What you are asked to do ->
Collect from the data below each line with "JSON".

Listed records ->
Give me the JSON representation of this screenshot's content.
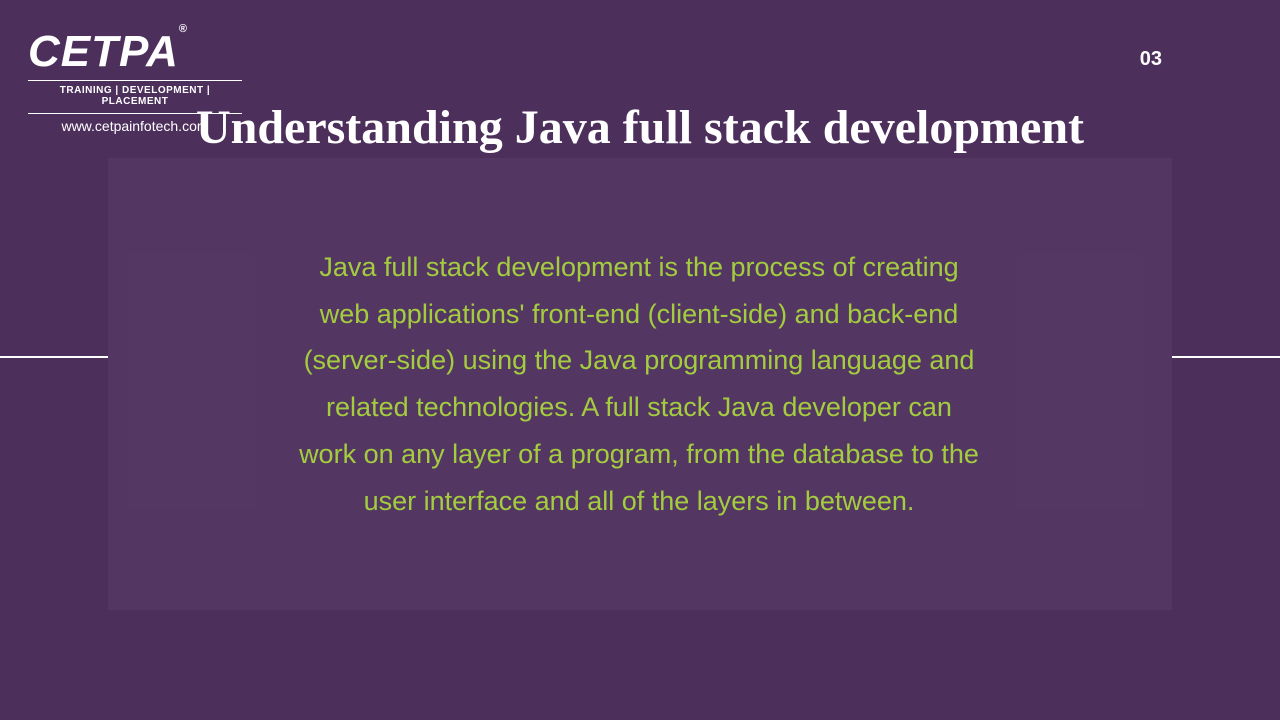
{
  "logo": {
    "name": "CETPA",
    "registered": "®",
    "tagline": "TRAINING | DEVELOPMENT | PLACEMENT",
    "url": "www.cetpainfotech.com"
  },
  "page_number": "03",
  "title": "Understanding Java full stack development",
  "body": "Java full stack development is the process of creating web applications' front-end (client-side) and back-end (server-side) using the Java programming language and related technologies. A full stack Java developer can work on any layer of a program, from the database to the user interface and all of the layers in between."
}
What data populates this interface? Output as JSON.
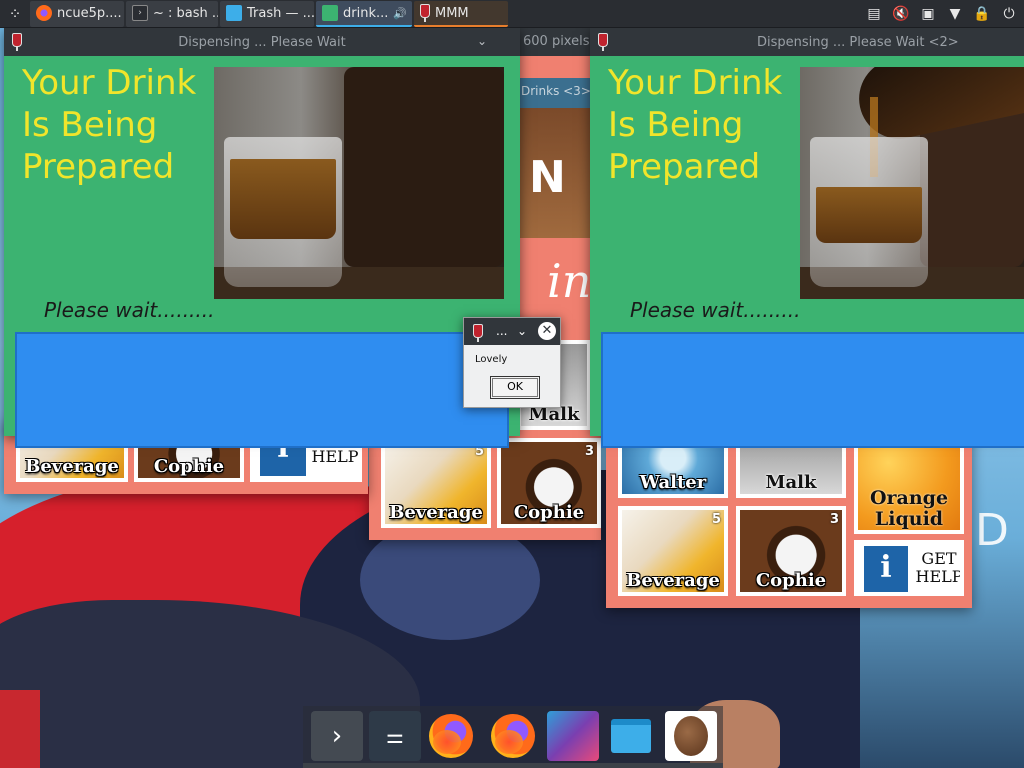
{
  "taskbar": {
    "launcher_icon": "kde-launcher-icon",
    "tasks": [
      {
        "label": "ncue5p....",
        "icon": "firefox-icon",
        "state": "normal"
      },
      {
        "label": "~ : bash ...",
        "icon": "terminal-icon",
        "state": "normal"
      },
      {
        "label": "Trash — ...",
        "icon": "folder-icon",
        "state": "normal"
      },
      {
        "label": "drink...",
        "icon": "drinks-app-icon",
        "state": "active",
        "extra_icon": "audio-playing-icon"
      },
      {
        "label": "MMM",
        "icon": "glass-icon",
        "state": "attention"
      }
    ],
    "tray": [
      "clipboard-icon",
      "speaker-muted-icon",
      "network-icon",
      "arrow-down-icon",
      "lock-icon",
      "power-icon"
    ]
  },
  "windows": {
    "dispensing_1": {
      "title": "Dispensing ... Please Wait",
      "heading": "Your Drink Is Being Prepared",
      "wait": "Please wait........."
    },
    "dispensing_2": {
      "title": "Dispensing ... Please Wait <2>",
      "heading": "Your Drink Is Being Prepared",
      "wait": "Please wait........."
    },
    "back_window_title_fragment": "600 pixels)",
    "drinks3_title": "Drinks <3>",
    "drinks3_banner_letters": "N"
  },
  "tiles": {
    "beverage": "Beverage",
    "cophie": "Cophie",
    "walter": "Walter",
    "malk": "Malk",
    "orange": "Orange Liquid",
    "help": "GET HELP",
    "help_icon": "i",
    "num_5": "5",
    "num_3": "3"
  },
  "dialog": {
    "title": "...",
    "message": "Lovely",
    "ok": "OK"
  },
  "dock": {
    "items": [
      "terminal-icon",
      "settings-icon",
      "firefox-icon",
      "firefox-icon",
      "krita-icon",
      "folder-icon",
      "coffee-bean-icon"
    ]
  },
  "colors": {
    "dispense_bg": "#3cb371",
    "heading_text": "#f1e52b",
    "progress_area": "#2f8df0",
    "drinks_bg": "#f08070",
    "active_task": "#3daee9"
  },
  "desktop": {
    "letter_fragment": "D"
  }
}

The result ->
Give me the JSON representation of this screenshot's content.
What data populates this interface? Output as JSON.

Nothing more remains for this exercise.